● **Record list**

BEGIN

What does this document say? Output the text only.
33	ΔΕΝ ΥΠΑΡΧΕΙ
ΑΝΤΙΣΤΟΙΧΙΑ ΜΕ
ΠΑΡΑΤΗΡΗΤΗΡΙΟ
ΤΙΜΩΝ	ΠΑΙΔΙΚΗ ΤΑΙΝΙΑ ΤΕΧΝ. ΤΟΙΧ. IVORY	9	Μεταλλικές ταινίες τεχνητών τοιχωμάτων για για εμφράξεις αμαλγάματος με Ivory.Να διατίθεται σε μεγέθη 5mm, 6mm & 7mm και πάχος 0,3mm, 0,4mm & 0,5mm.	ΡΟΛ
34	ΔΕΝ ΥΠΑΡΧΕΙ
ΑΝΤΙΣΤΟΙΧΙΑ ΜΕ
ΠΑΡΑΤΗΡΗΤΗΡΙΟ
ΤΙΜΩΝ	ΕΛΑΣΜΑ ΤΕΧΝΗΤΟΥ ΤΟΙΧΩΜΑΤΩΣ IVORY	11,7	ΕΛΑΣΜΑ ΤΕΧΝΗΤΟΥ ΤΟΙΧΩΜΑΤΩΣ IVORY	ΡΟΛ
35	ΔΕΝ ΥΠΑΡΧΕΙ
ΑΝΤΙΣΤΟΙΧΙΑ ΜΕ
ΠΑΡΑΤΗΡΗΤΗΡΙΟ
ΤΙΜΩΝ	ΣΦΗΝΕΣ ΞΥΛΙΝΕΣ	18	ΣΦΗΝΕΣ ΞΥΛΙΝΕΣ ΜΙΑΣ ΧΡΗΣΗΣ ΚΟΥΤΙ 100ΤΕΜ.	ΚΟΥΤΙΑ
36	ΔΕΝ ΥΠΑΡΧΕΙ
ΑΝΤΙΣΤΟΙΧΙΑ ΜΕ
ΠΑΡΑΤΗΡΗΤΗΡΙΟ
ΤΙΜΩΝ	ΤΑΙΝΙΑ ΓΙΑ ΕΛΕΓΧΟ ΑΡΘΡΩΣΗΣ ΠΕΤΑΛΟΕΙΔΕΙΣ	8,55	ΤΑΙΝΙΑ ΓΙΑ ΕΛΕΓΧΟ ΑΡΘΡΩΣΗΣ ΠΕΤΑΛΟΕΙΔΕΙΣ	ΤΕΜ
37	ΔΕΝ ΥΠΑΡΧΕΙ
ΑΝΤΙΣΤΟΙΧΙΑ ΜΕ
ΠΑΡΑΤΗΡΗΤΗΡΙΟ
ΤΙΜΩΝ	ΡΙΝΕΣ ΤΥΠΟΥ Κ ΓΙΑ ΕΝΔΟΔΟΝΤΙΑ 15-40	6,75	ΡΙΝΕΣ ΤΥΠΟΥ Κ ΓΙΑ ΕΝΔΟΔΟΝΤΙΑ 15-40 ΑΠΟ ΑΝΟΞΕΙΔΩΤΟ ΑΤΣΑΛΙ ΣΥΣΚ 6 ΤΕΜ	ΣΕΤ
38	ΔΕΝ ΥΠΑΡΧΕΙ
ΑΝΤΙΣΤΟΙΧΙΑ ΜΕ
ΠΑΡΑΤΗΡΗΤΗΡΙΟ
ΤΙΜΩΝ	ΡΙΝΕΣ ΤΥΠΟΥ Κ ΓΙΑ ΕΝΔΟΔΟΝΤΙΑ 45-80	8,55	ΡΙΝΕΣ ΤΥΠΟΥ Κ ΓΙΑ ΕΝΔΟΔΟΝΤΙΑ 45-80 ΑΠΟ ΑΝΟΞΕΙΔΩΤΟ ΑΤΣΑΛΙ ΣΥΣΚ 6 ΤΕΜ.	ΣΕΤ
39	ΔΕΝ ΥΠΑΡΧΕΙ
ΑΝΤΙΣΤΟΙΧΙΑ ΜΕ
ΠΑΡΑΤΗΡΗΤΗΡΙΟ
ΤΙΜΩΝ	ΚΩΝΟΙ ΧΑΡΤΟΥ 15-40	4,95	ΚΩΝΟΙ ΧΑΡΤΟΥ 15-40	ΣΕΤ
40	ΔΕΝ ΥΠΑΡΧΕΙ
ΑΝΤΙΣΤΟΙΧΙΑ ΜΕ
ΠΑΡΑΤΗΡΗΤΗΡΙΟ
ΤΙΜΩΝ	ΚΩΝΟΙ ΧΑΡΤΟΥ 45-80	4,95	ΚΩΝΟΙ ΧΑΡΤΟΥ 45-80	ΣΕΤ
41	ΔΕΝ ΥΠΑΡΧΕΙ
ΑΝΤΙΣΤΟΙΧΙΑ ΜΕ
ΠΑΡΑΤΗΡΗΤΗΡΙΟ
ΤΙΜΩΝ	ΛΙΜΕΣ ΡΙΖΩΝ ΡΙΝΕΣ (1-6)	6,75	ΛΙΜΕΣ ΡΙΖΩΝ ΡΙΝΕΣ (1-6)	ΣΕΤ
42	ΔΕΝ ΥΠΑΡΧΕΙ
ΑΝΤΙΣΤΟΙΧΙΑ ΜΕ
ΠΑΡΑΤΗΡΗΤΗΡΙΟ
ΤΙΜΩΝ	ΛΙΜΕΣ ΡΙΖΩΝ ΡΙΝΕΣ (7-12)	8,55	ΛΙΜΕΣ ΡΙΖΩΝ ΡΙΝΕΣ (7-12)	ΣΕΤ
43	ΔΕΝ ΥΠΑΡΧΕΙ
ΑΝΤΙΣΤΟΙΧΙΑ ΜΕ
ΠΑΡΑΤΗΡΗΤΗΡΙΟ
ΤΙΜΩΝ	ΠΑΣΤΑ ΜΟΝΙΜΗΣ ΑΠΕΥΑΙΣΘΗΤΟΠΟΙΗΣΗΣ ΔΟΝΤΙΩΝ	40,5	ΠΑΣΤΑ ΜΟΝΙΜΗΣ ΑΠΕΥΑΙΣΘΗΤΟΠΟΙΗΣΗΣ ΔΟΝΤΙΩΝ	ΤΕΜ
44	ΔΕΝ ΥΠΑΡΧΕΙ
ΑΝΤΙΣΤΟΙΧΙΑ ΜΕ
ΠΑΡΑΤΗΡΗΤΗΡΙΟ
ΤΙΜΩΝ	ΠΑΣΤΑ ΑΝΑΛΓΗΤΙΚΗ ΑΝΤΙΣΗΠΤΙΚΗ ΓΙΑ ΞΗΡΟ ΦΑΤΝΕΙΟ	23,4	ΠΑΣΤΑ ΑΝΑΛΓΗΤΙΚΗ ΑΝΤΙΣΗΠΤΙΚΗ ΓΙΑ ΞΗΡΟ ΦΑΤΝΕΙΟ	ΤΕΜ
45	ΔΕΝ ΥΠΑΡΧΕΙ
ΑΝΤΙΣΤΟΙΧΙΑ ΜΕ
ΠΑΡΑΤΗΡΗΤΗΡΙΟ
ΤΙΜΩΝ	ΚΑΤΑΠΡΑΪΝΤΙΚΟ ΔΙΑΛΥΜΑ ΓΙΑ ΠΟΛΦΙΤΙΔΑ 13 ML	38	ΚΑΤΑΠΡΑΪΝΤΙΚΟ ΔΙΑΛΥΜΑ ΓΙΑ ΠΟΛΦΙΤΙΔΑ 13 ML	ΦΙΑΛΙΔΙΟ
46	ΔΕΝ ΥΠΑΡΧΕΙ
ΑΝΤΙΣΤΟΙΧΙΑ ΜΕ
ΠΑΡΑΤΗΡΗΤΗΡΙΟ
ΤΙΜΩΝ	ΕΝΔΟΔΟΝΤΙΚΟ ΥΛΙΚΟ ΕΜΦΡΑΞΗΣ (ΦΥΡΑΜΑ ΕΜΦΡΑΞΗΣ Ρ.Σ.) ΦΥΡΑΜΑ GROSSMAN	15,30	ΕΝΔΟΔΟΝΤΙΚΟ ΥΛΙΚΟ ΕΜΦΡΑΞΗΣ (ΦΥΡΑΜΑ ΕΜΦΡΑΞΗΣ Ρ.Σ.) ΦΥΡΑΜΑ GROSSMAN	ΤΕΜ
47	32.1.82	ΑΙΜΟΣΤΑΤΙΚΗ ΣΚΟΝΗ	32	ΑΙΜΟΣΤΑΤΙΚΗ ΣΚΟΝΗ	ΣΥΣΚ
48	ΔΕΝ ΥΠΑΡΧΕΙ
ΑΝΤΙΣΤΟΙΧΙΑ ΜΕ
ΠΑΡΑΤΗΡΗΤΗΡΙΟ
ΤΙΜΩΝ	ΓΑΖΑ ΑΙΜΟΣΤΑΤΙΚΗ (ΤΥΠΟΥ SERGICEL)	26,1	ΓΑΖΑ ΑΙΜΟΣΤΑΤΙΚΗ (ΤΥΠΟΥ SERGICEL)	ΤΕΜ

END

● **Task instructions**
Search the data above for lines holding "ΑΝΟΞΕΙΔΩΤΟ" and copy each of them.

● **Exercise result**
ΤΙΜΩΝ	ΡΙΝΕΣ ΤΥΠΟΥ Κ ΓΙΑ ΕΝΔΟΔΟΝΤΙΑ 15-40	6,75	ΡΙΝΕΣ ΤΥΠΟΥ Κ ΓΙΑ ΕΝΔΟΔΟΝΤΙΑ 15-40 ΑΠΟ ΑΝΟΞΕΙΔΩΤΟ ΑΤΣΑΛΙ ΣΥΣΚ 6 ΤΕΜ	ΣΕΤ
ΤΙΜΩΝ	ΡΙΝΕΣ ΤΥΠΟΥ Κ ΓΙΑ ΕΝΔΟΔΟΝΤΙΑ 45-80	8,55	ΡΙΝΕΣ ΤΥΠΟΥ Κ ΓΙΑ ΕΝΔΟΔΟΝΤΙΑ 45-80 ΑΠΟ ΑΝΟΞΕΙΔΩΤΟ ΑΤΣΑΛΙ ΣΥΣΚ 6 ΤΕΜ.	ΣΕΤ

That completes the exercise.